> **Given exercise**
Without the pictures, reproduce the records that follow exactly.

──────── Extracted data

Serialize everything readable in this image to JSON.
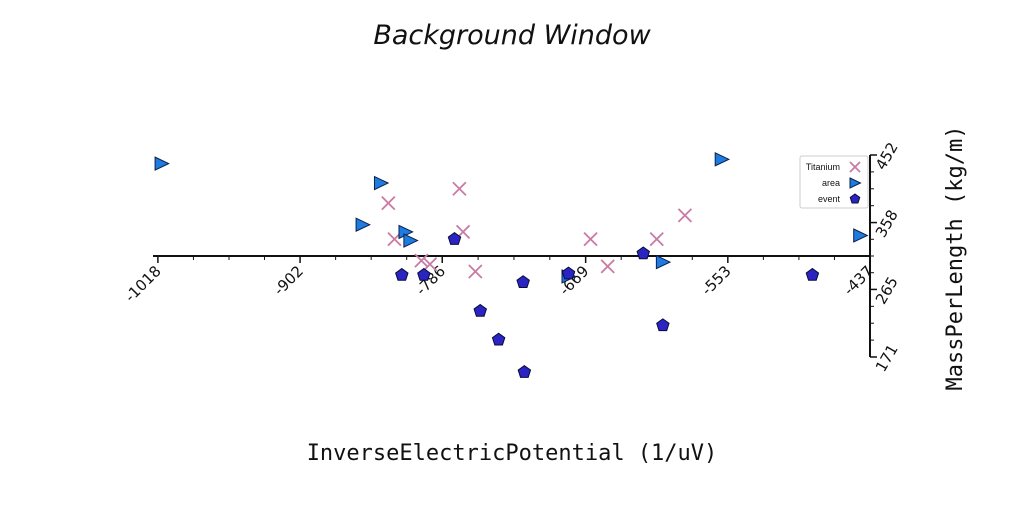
{
  "chart_data": {
    "type": "scatter",
    "title": "Background Window",
    "xlabel": "InverseElectricPotential (1/uV)",
    "ylabel": "MassPerLength (kg/m)",
    "xlim": [
      -1022,
      -437
    ],
    "ylim": [
      171,
      452
    ],
    "x_ticks": [
      "-1018",
      "-902",
      "-786",
      "-669",
      "-553",
      "-437"
    ],
    "y_ticks": [
      "452",
      "358",
      "265",
      "171"
    ],
    "legend_position": "top-right",
    "series": [
      {
        "name": "Titanium",
        "marker": "x",
        "color": "#c97aa5",
        "points": [
          [
            -830,
            385
          ],
          [
            -825,
            335
          ],
          [
            -803,
            305
          ],
          [
            -796,
            300
          ],
          [
            -772,
            405
          ],
          [
            -769,
            345
          ],
          [
            -759,
            290
          ],
          [
            -665,
            335
          ],
          [
            -651,
            297
          ],
          [
            -611,
            335
          ],
          [
            -588,
            368
          ]
        ]
      },
      {
        "name": "area",
        "marker": "triangle-right",
        "color": "#1e7be0",
        "points": [
          [
            -1015,
            440
          ],
          [
            -851,
            355
          ],
          [
            -836,
            413
          ],
          [
            -816,
            345
          ],
          [
            -812,
            333
          ],
          [
            -683,
            283
          ],
          [
            -606,
            303
          ],
          [
            -558,
            446
          ],
          [
            -445,
            340
          ]
        ]
      },
      {
        "name": "event",
        "marker": "pentagon",
        "color": "#2a24c2",
        "points": [
          [
            -819,
            285
          ],
          [
            -801,
            285
          ],
          [
            -776,
            335
          ],
          [
            -755,
            235
          ],
          [
            -740,
            195
          ],
          [
            -720,
            275
          ],
          [
            -719,
            150
          ],
          [
            -683,
            287
          ],
          [
            -622,
            315
          ],
          [
            -606,
            215
          ],
          [
            -484,
            285
          ]
        ]
      }
    ]
  }
}
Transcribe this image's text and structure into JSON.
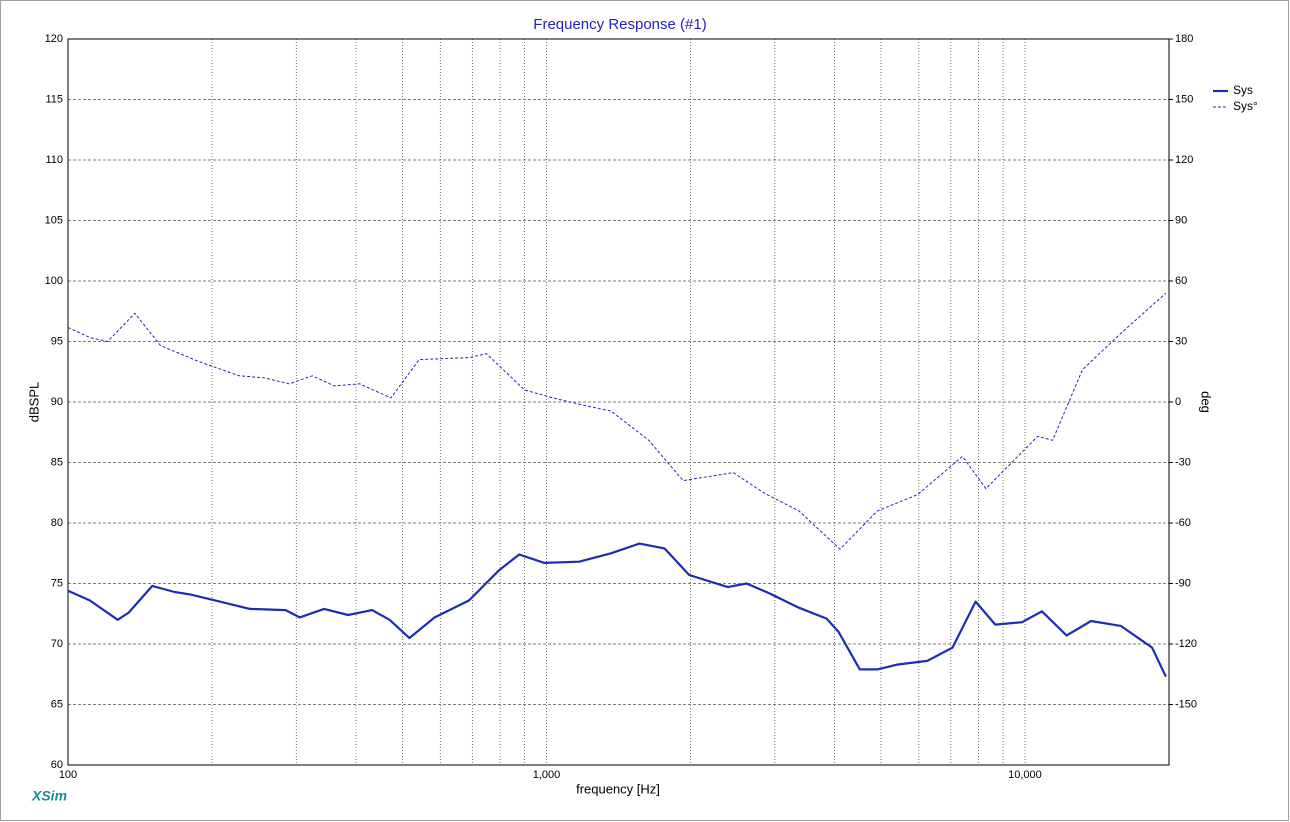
{
  "chart_data": {
    "type": "line",
    "title": "Frequency Response (#1)",
    "xlabel": "frequency [Hz]",
    "ylabel": "dBSPL",
    "y2label": "deg",
    "brand": "XSim",
    "xscale": "log",
    "xlim": [
      100,
      20000
    ],
    "xticks": [
      100,
      {
        "value": 1000,
        "label": "1,000"
      },
      {
        "value": 10000,
        "label": "10,000"
      }
    ],
    "xminorticks": [
      200,
      300,
      400,
      500,
      600,
      700,
      800,
      900,
      2000,
      3000,
      4000,
      5000,
      6000,
      7000,
      8000,
      9000
    ],
    "ylim": [
      60,
      120
    ],
    "yticks": [
      60,
      65,
      70,
      75,
      80,
      85,
      90,
      95,
      100,
      105,
      110,
      115,
      120
    ],
    "y2lim": [
      -180,
      180
    ],
    "y2ticks": [
      -150,
      -120,
      -90,
      -60,
      -30,
      0,
      30,
      60,
      90,
      120,
      150,
      180
    ],
    "grid": true,
    "legend": "top-right",
    "series": [
      {
        "name": "Sys",
        "color": "#1c2db4",
        "dash": false,
        "x": [
          100,
          111,
          127,
          134,
          150,
          167,
          180,
          203,
          240,
          285,
          305,
          343,
          385,
          432,
          470,
          517,
          584,
          689,
          796,
          877,
          990,
          1170,
          1364,
          1564,
          1765,
          1987,
          2393,
          2618,
          2920,
          3370,
          3850,
          4078,
          4516,
          4915,
          5405,
          6249,
          7055,
          7885,
          8670,
          9870,
          10850,
          12220,
          13750,
          15860,
          18440,
          19700
        ],
        "values": [
          74.4,
          73.6,
          72.0,
          72.6,
          74.8,
          74.3,
          74.1,
          73.6,
          72.9,
          72.8,
          72.2,
          72.9,
          72.4,
          72.8,
          72.0,
          70.5,
          72.2,
          73.6,
          76.1,
          77.4,
          76.7,
          76.8,
          77.5,
          78.3,
          77.9,
          75.7,
          74.7,
          75.0,
          74.2,
          73.0,
          72.1,
          71.0,
          67.9,
          67.9,
          68.3,
          68.6,
          69.7,
          73.5,
          71.6,
          71.8,
          72.7,
          70.7,
          71.9,
          71.5,
          69.7,
          67.3
        ]
      },
      {
        "name": "Sys°",
        "color": "#1c2db4",
        "dash": true,
        "axis": "y2",
        "x": [
          100,
          111,
          121,
          138,
          156,
          188,
          228,
          257,
          290,
          324,
          360,
          407,
          473,
          542,
          689,
          749,
          899,
          1034,
          1188,
          1364,
          1636,
          1930,
          2458,
          2843,
          3370,
          4107,
          4915,
          5956,
          7405,
          8285,
          10630,
          11420,
          13190,
          15860,
          19700
        ],
        "values": [
          37,
          32,
          30,
          44,
          28,
          20,
          13,
          12,
          9,
          13,
          8,
          9,
          2,
          21,
          22,
          24,
          6,
          2,
          -1.5,
          -4.5,
          -19,
          -39,
          -35,
          -45,
          -54,
          -73,
          -54,
          -46,
          -27,
          -43,
          -17,
          -19,
          16,
          34,
          54
        ]
      }
    ]
  }
}
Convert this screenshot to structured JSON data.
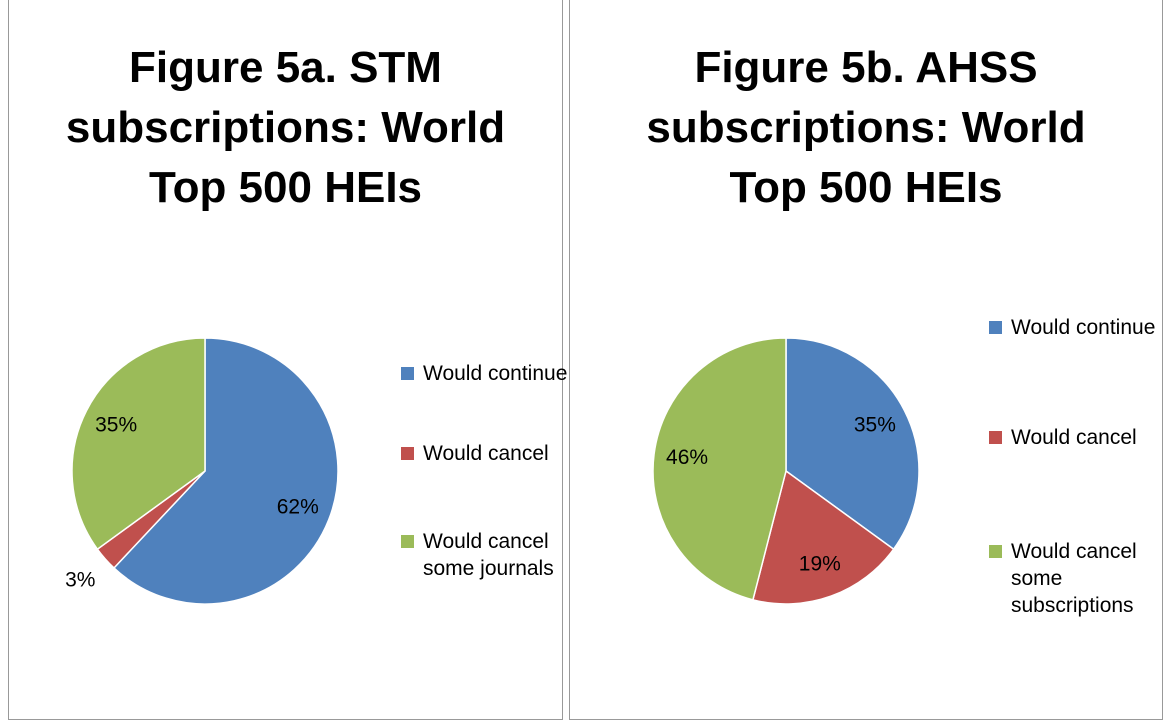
{
  "chart_data": [
    {
      "type": "pie",
      "title": [
        "Figure 5a.  STM",
        "subscriptions: World",
        "Top 500 HEIs"
      ],
      "categories": [
        "Would continue",
        "Would cancel",
        "Would cancel some journals"
      ],
      "values": [
        62,
        3,
        35
      ],
      "value_labels": [
        "62%",
        "3%",
        "35%"
      ],
      "colors": [
        "#4f81bd",
        "#c0504d",
        "#9bbb59"
      ],
      "legend": "right"
    },
    {
      "type": "pie",
      "title": [
        "Figure 5b. AHSS",
        "subscriptions: World",
        "Top 500 HEIs"
      ],
      "categories": [
        "Would continue",
        "Would cancel",
        "Would cancel some subscriptions"
      ],
      "values": [
        35,
        19,
        46
      ],
      "value_labels": [
        "35%",
        "19%",
        "46%"
      ],
      "colors": [
        "#4f81bd",
        "#c0504d",
        "#9bbb59"
      ],
      "legend": "right"
    }
  ]
}
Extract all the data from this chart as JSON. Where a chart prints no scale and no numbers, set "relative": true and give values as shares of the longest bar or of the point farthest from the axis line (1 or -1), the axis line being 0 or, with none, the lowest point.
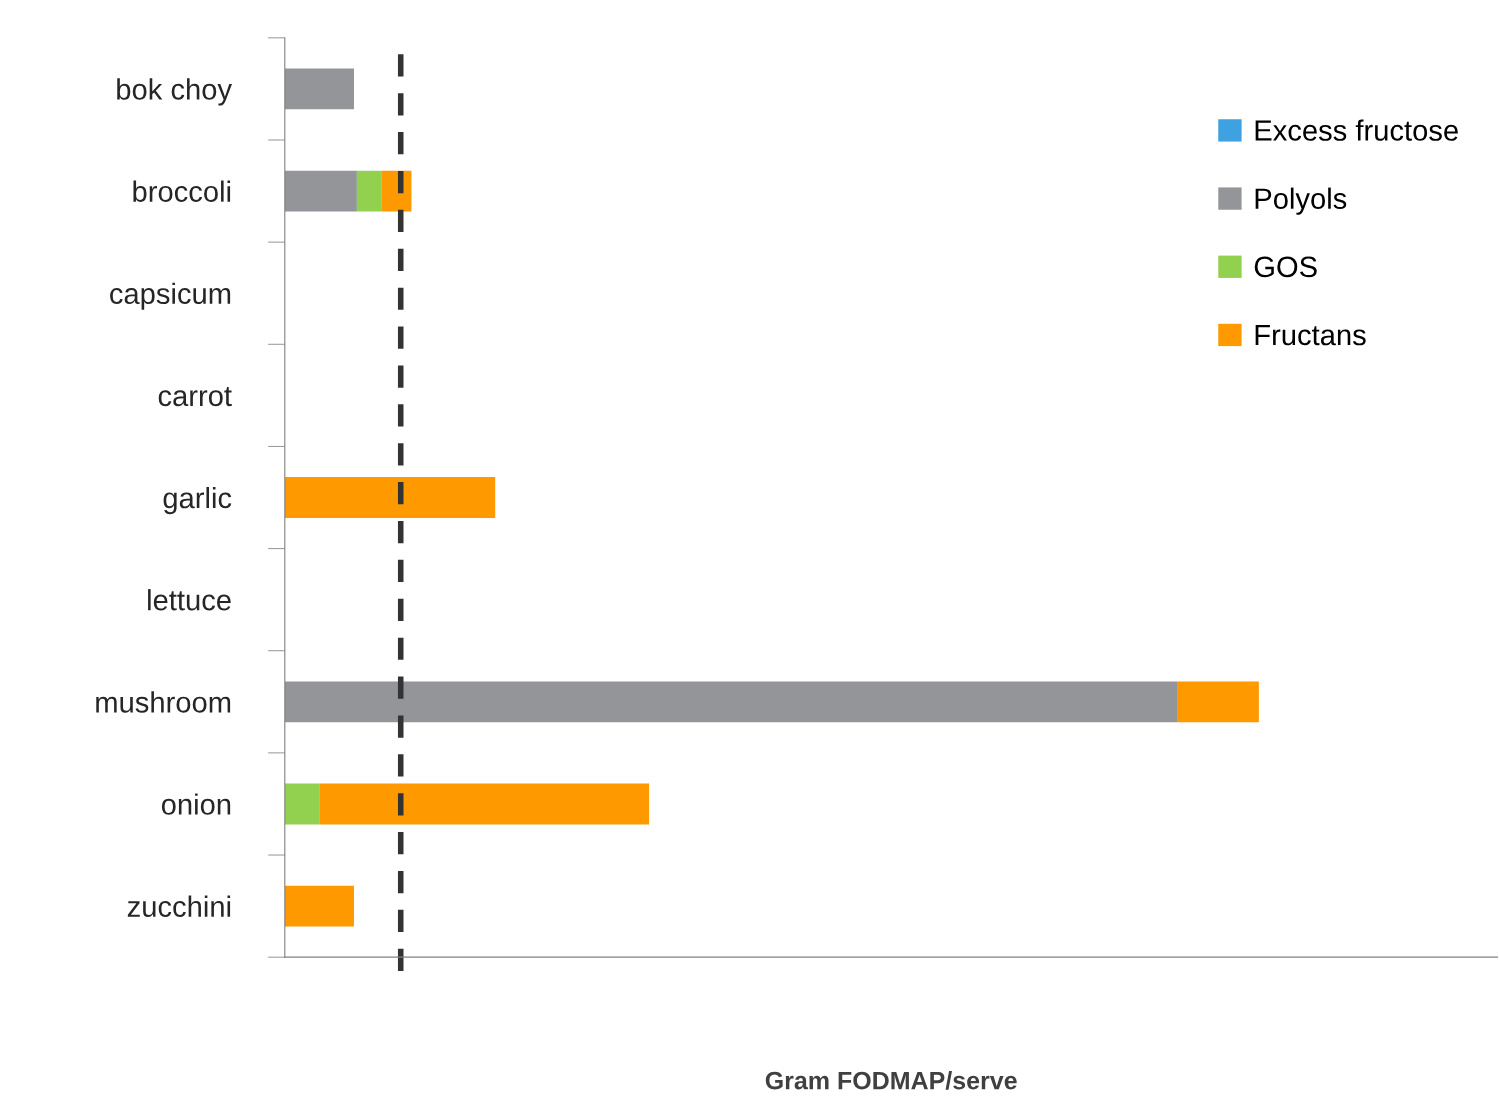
{
  "chart_data": {
    "type": "bar",
    "orientation": "horizontal",
    "stacked": true,
    "relative": true,
    "xlabel": "Gram FODMAP/serve",
    "categories": [
      "bok choy",
      "broccoli",
      "capsicum",
      "carrot",
      "garlic",
      "lettuce",
      "mushroom",
      "onion",
      "zucchini"
    ],
    "series": [
      {
        "name": "Excess fructose",
        "color": "#3ea1e0",
        "values": [
          0,
          0,
          0,
          0,
          0,
          0,
          0,
          0,
          0
        ]
      },
      {
        "name": "Polyols",
        "color": "#939598",
        "values": [
          0.071,
          0.074,
          0,
          0,
          0,
          0,
          0.916,
          0,
          0
        ]
      },
      {
        "name": "GOS",
        "color": "#92d050",
        "values": [
          0,
          0.025,
          0,
          0,
          0,
          0,
          0,
          0.036,
          0
        ]
      },
      {
        "name": "Fructans",
        "color": "#ff9900",
        "values": [
          0,
          0.031,
          0,
          0,
          0.216,
          0,
          0.084,
          0.338,
          0.071
        ]
      }
    ],
    "ref_lines": [
      {
        "axis": "x",
        "value": 0.119,
        "label": null,
        "color": "#333333",
        "line_style": "dashed"
      }
    ],
    "legend": "top right",
    "grid": false
  }
}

────────────────

> **Finished exercise**
Serialize everything readable in this image to JSON.
{
  "chart_data": {
    "type": "scatter",
    "title": "Background Window",
    "xlabel": "InverseElectricPotential (1/uV)",
    "ylabel": "MassPerLength (kg/m)",
    "xlim": [
      -1022,
      -437
    ],
    "ylim": [
      171,
      452
    ],
    "x_ticks": [
      "-1018",
      "-902",
      "-786",
      "-669",
      "-553",
      "-437"
    ],
    "y_ticks": [
      "452",
      "358",
      "265",
      "171"
    ],
    "legend_position": "top-right",
    "series": [
      {
        "name": "Titanium",
        "marker": "x",
        "color": "#c97aa5",
        "points": [
          [
            -830,
            385
          ],
          [
            -825,
            335
          ],
          [
            -803,
            305
          ],
          [
            -796,
            300
          ],
          [
            -772,
            405
          ],
          [
            -769,
            345
          ],
          [
            -759,
            290
          ],
          [
            -665,
            335
          ],
          [
            -651,
            297
          ],
          [
            -611,
            335
          ],
          [
            -588,
            368
          ]
        ]
      },
      {
        "name": "area",
        "marker": "triangle-right",
        "color": "#1e7be0",
        "points": [
          [
            -1015,
            440
          ],
          [
            -851,
            355
          ],
          [
            -836,
            413
          ],
          [
            -816,
            345
          ],
          [
            -812,
            333
          ],
          [
            -683,
            283
          ],
          [
            -606,
            303
          ],
          [
            -558,
            446
          ],
          [
            -445,
            340
          ]
        ]
      },
      {
        "name": "event",
        "marker": "pentagon",
        "color": "#2a24c2",
        "points": [
          [
            -819,
            285
          ],
          [
            -801,
            285
          ],
          [
            -776,
            335
          ],
          [
            -755,
            235
          ],
          [
            -740,
            195
          ],
          [
            -720,
            275
          ],
          [
            -719,
            150
          ],
          [
            -683,
            287
          ],
          [
            -622,
            315
          ],
          [
            -606,
            215
          ],
          [
            -484,
            285
          ]
        ]
      }
    ]
  }
}
Transcribe this image's text and structure into JSON.
{
  "chart_data": {
    "type": "line",
    "title": "Frequency Response (#1)",
    "xlabel": "frequency [Hz]",
    "ylabel": "dBSPL",
    "y2label": "deg",
    "brand": "XSim",
    "xscale": "log",
    "xlim": [
      100,
      20000
    ],
    "xticks": [
      100,
      {
        "value": 1000,
        "label": "1,000"
      },
      {
        "value": 10000,
        "label": "10,000"
      }
    ],
    "xminorticks": [
      200,
      300,
      400,
      500,
      600,
      700,
      800,
      900,
      2000,
      3000,
      4000,
      5000,
      6000,
      7000,
      8000,
      9000
    ],
    "ylim": [
      60,
      120
    ],
    "yticks": [
      60,
      65,
      70,
      75,
      80,
      85,
      90,
      95,
      100,
      105,
      110,
      115,
      120
    ],
    "y2lim": [
      -180,
      180
    ],
    "y2ticks": [
      -150,
      -120,
      -90,
      -60,
      -30,
      0,
      30,
      60,
      90,
      120,
      150,
      180
    ],
    "grid": true,
    "legend": "top-right",
    "series": [
      {
        "name": "Sys",
        "color": "#1c2db4",
        "dash": false,
        "x": [
          100,
          111,
          127,
          134,
          150,
          167,
          180,
          203,
          240,
          285,
          305,
          343,
          385,
          432,
          470,
          517,
          584,
          689,
          796,
          877,
          990,
          1170,
          1364,
          1564,
          1765,
          1987,
          2393,
          2618,
          2920,
          3370,
          3850,
          4078,
          4516,
          4915,
          5405,
          6249,
          7055,
          7885,
          8670,
          9870,
          10850,
          12220,
          13750,
          15860,
          18440,
          19700
        ],
        "values": [
          74.4,
          73.6,
          72.0,
          72.6,
          74.8,
          74.3,
          74.1,
          73.6,
          72.9,
          72.8,
          72.2,
          72.9,
          72.4,
          72.8,
          72.0,
          70.5,
          72.2,
          73.6,
          76.1,
          77.4,
          76.7,
          76.8,
          77.5,
          78.3,
          77.9,
          75.7,
          74.7,
          75.0,
          74.2,
          73.0,
          72.1,
          71.0,
          67.9,
          67.9,
          68.3,
          68.6,
          69.7,
          73.5,
          71.6,
          71.8,
          72.7,
          70.7,
          71.9,
          71.5,
          69.7,
          67.3
        ]
      },
      {
        "name": "Sys°",
        "color": "#1c2db4",
        "dash": true,
        "axis": "y2",
        "x": [
          100,
          111,
          121,
          138,
          156,
          188,
          228,
          257,
          290,
          324,
          360,
          407,
          473,
          542,
          689,
          749,
          899,
          1034,
          1188,
          1364,
          1636,
          1930,
          2458,
          2843,
          3370,
          4107,
          4915,
          5956,
          7405,
          8285,
          10630,
          11420,
          13190,
          15860,
          19700
        ],
        "values": [
          37,
          32,
          30,
          44,
          28,
          20,
          13,
          12,
          9,
          13,
          8,
          9,
          2,
          21,
          22,
          24,
          6,
          2,
          -1.5,
          -4.5,
          -19,
          -39,
          -35,
          -45,
          -54,
          -73,
          -54,
          -46,
          -27,
          -43,
          -17,
          -19,
          16,
          34,
          54
        ]
      }
    ]
  }
}
Convert this screenshot to structured JSON data.
{
  "chart_data": [
    {
      "type": "pie",
      "title": [
        "Figure 5a.  STM",
        "subscriptions: World",
        "Top 500 HEIs"
      ],
      "categories": [
        "Would continue",
        "Would cancel",
        "Would cancel some journals"
      ],
      "values": [
        62,
        3,
        35
      ],
      "value_labels": [
        "62%",
        "3%",
        "35%"
      ],
      "colors": [
        "#4f81bd",
        "#c0504d",
        "#9bbb59"
      ],
      "legend": "right"
    },
    {
      "type": "pie",
      "title": [
        "Figure 5b. AHSS",
        "subscriptions: World",
        "Top 500 HEIs"
      ],
      "categories": [
        "Would continue",
        "Would cancel",
        "Would cancel some subscriptions"
      ],
      "values": [
        35,
        19,
        46
      ],
      "value_labels": [
        "35%",
        "19%",
        "46%"
      ],
      "colors": [
        "#4f81bd",
        "#c0504d",
        "#9bbb59"
      ],
      "legend": "right"
    }
  ]
}
Extract all the data from this chart as JSON. Where a chart prints no scale and no numbers, set "relative": true and give values as shares of the longest bar or of the point farthest from the axis line (1 or -1), the axis line being 0 or, with none, the lowest point.
{
  "chart_data": {
    "type": "bar",
    "orientation": "horizontal",
    "stacked": true,
    "relative": true,
    "xlabel": "Gram FODMAP/serve",
    "categories": [
      "bok choy",
      "broccoli",
      "capsicum",
      "carrot",
      "garlic",
      "lettuce",
      "mushroom",
      "onion",
      "zucchini"
    ],
    "series": [
      {
        "name": "Excess fructose",
        "color": "#3ea1e0",
        "values": [
          0,
          0,
          0,
          0,
          0,
          0,
          0,
          0,
          0
        ]
      },
      {
        "name": "Polyols",
        "color": "#939598",
        "values": [
          0.071,
          0.074,
          0,
          0,
          0,
          0,
          0.916,
          0,
          0
        ]
      },
      {
        "name": "GOS",
        "color": "#92d050",
        "values": [
          0,
          0.025,
          0,
          0,
          0,
          0,
          0,
          0.036,
          0
        ]
      },
      {
        "name": "Fructans",
        "color": "#ff9900",
        "values": [
          0,
          0.031,
          0,
          0,
          0.216,
          0,
          0.084,
          0.338,
          0.071
        ]
      }
    ],
    "ref_lines": [
      {
        "axis": "x",
        "value": 0.119,
        "label": null,
        "color": "#333333",
        "line_style": "dashed"
      }
    ],
    "legend": "top right",
    "grid": false
  }
}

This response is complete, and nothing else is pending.